### Stored rows

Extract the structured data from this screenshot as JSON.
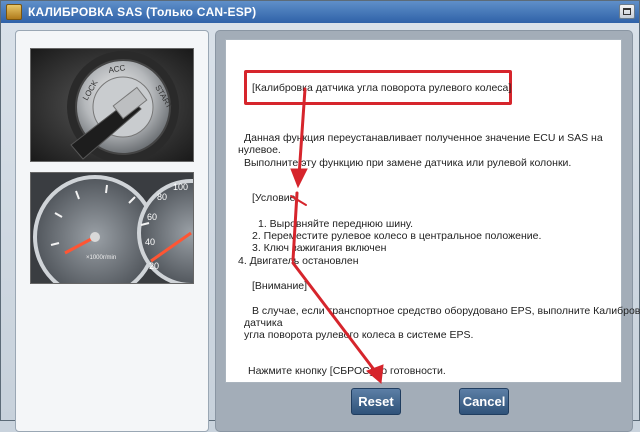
{
  "window": {
    "title": "КАЛИБРОВКА SAS (Только CAN-ESP)"
  },
  "content": {
    "heading": "[Калибровка датчика угла поворота рулевого колеса]",
    "description": [
      "Данная функция переустанавливает полученное значение ECU и SAS на",
      "нулевое.",
      "Выполните эту функцию при замене датчика или рулевой колонки."
    ],
    "condition_title": "[Условие]",
    "conditions": [
      "1. Выровняйте переднюю шину.",
      "2. Переместите рулевое колесо в центральное положение.",
      "3. Ключ зажигания включен",
      "4. Двигатель остановлен"
    ],
    "attention_title": "[Внимание]",
    "attention": [
      "В случае, если транспортное средство оборудовано EPS, выполните Калибровку",
      "датчика",
      "угла поворота рулевого колеса в системе EPS."
    ],
    "final_note": "Нажмите кнопку [СБРОС] по готовности."
  },
  "buttons": {
    "reset": "Reset",
    "cancel": "Cancel"
  },
  "images": {
    "ignition_key_marks": [
      "LOCK",
      "ACC",
      "START"
    ],
    "gauge_labels": [
      "×1000r/min",
      "20",
      "40",
      "60",
      "80",
      "100"
    ]
  },
  "colors": {
    "annotation_red": "#d6252c",
    "button_blue": "#2f5279",
    "titlebar_blue": "#2f62a8"
  }
}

######

**Written task:**
Write the number of lines containing the word "угла" and nothing besides it.

**Full output:**
2